* DIRECTION *
Would you set down every entry shown below, precisely as written?

[Records that describe figures]
------------------------------------------------

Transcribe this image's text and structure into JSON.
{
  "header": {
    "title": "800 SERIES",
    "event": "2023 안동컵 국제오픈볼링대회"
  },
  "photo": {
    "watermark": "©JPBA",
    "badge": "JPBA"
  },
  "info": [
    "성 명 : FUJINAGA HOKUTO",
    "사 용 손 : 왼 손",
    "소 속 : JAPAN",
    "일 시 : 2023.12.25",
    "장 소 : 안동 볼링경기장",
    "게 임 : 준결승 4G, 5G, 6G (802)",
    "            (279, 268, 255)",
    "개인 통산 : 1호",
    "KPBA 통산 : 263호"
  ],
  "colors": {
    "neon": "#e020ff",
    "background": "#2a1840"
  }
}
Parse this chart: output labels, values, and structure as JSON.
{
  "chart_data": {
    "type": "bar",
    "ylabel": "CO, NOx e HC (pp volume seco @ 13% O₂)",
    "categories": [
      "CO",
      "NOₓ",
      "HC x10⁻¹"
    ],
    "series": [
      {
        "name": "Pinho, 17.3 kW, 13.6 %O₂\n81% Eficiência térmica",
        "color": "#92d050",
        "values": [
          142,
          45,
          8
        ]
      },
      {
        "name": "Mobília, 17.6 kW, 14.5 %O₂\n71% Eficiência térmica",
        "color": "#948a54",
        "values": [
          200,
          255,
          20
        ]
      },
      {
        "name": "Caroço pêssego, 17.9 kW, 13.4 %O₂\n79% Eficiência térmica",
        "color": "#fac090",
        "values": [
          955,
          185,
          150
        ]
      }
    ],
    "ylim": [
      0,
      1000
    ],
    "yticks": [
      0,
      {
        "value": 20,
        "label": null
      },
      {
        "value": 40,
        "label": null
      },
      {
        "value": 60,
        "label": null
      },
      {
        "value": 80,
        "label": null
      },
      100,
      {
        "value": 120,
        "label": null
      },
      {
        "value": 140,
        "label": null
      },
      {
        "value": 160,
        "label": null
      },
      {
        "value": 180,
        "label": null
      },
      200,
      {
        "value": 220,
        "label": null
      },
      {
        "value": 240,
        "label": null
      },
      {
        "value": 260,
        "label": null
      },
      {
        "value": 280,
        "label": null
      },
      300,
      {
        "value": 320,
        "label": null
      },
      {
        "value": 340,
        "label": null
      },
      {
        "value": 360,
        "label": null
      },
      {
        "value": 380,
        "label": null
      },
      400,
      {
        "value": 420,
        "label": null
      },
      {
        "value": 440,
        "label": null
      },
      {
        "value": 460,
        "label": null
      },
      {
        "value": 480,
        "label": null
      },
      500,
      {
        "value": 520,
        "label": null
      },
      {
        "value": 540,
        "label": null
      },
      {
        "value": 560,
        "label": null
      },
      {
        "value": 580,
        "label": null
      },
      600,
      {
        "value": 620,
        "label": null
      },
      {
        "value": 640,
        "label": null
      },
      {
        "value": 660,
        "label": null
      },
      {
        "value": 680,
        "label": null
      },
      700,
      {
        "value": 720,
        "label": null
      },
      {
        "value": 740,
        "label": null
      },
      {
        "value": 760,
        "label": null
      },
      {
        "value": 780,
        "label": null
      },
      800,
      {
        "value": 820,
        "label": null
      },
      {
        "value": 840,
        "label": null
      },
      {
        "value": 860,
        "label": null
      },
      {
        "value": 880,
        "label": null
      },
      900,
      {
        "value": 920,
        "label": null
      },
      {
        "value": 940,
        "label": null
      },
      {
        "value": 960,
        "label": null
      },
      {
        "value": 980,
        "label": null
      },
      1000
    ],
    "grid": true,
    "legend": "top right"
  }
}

------------------------------------------------

* THE ANSWER *
Transcribe this image's text and structure into JSON.
{
  "header": {
    "title": "800 SERIES",
    "event": "2023 안동컵 국제오픈볼링대회"
  },
  "photo": {
    "watermark": "©JPBA",
    "badge": "JPBA"
  },
  "info": [
    "성 명 : FUJINAGA HOKUTO",
    "사 용 손 : 왼 손",
    "소 속 : JAPAN",
    "일 시 : 2023.12.25",
    "장 소 : 안동 볼링경기장",
    "게 임 : 준결승 4G, 5G, 6G (802)",
    "            (279, 268, 255)",
    "개인 통산 : 1호",
    "KPBA 통산 : 263호"
  ],
  "colors": {
    "neon": "#e020ff",
    "background": "#2a1840"
  }
}
Parse this chart: output labels, values, and structure as JSON.
{
  "chart_data": {
    "type": "bar",
    "ylabel": "CO, NOx e HC (pp volume seco @ 13% O₂)",
    "categories": [
      "CO",
      "NOₓ",
      "HC x10⁻¹"
    ],
    "series": [
      {
        "name": "Pinho, 17.3 kW, 13.6 %O₂\n81% Eficiência térmica",
        "color": "#92d050",
        "values": [
          142,
          45,
          8
        ]
      },
      {
        "name": "Mobília, 17.6 kW, 14.5 %O₂\n71% Eficiência térmica",
        "color": "#948a54",
        "values": [
          200,
          255,
          20
        ]
      },
      {
        "name": "Caroço pêssego, 17.9 kW, 13.4 %O₂\n79% Eficiência térmica",
        "color": "#fac090",
        "values": [
          955,
          185,
          150
        ]
      }
    ],
    "ylim": [
      0,
      1000
    ],
    "yticks": [
      0,
      {
        "value": 20,
        "label": null
      },
      {
        "value": 40,
        "label": null
      },
      {
        "value": 60,
        "label": null
      },
      {
        "value": 80,
        "label": null
      },
      100,
      {
        "value": 120,
        "label": null
      },
      {
        "value": 140,
        "label": null
      },
      {
        "value": 160,
        "label": null
      },
      {
        "value": 180,
        "label": null
      },
      200,
      {
        "value": 220,
        "label": null
      },
      {
        "value": 240,
        "label": null
      },
      {
        "value": 260,
        "label": null
      },
      {
        "value": 280,
        "label": null
      },
      300,
      {
        "value": 320,
        "label": null
      },
      {
        "value": 340,
        "label": null
      },
      {
        "value": 360,
        "label": null
      },
      {
        "value": 380,
        "label": null
      },
      400,
      {
        "value": 420,
        "label": null
      },
      {
        "value": 440,
        "label": null
      },
      {
        "value": 460,
        "label": null
      },
      {
        "value": 480,
        "label": null
      },
      500,
      {
        "value": 520,
        "label": null
      },
      {
        "value": 540,
        "label": null
      },
      {
        "value": 560,
        "label": null
      },
      {
        "value": 580,
        "label": null
      },
      600,
      {
        "value": 620,
        "label": null
      },
      {
        "value": 640,
        "label": null
      },
      {
        "value": 660,
        "label": null
      },
      {
        "value": 680,
        "label": null
      },
      700,
      {
        "value": 720,
        "label": null
      },
      {
        "value": 740,
        "label": null
      },
      {
        "value": 760,
        "label": null
      },
      {
        "value": 780,
        "label": null
      },
      800,
      {
        "value": 820,
        "label": null
      },
      {
        "value": 840,
        "label": null
      },
      {
        "value": 860,
        "label": null
      },
      {
        "value": 880,
        "label": null
      },
      900,
      {
        "value": 920,
        "label": null
      },
      {
        "value": 940,
        "label": null
      },
      {
        "value": 960,
        "label": null
      },
      {
        "value": 980,
        "label": null
      },
      1000
    ],
    "grid": true,
    "legend": "top right"
  }
}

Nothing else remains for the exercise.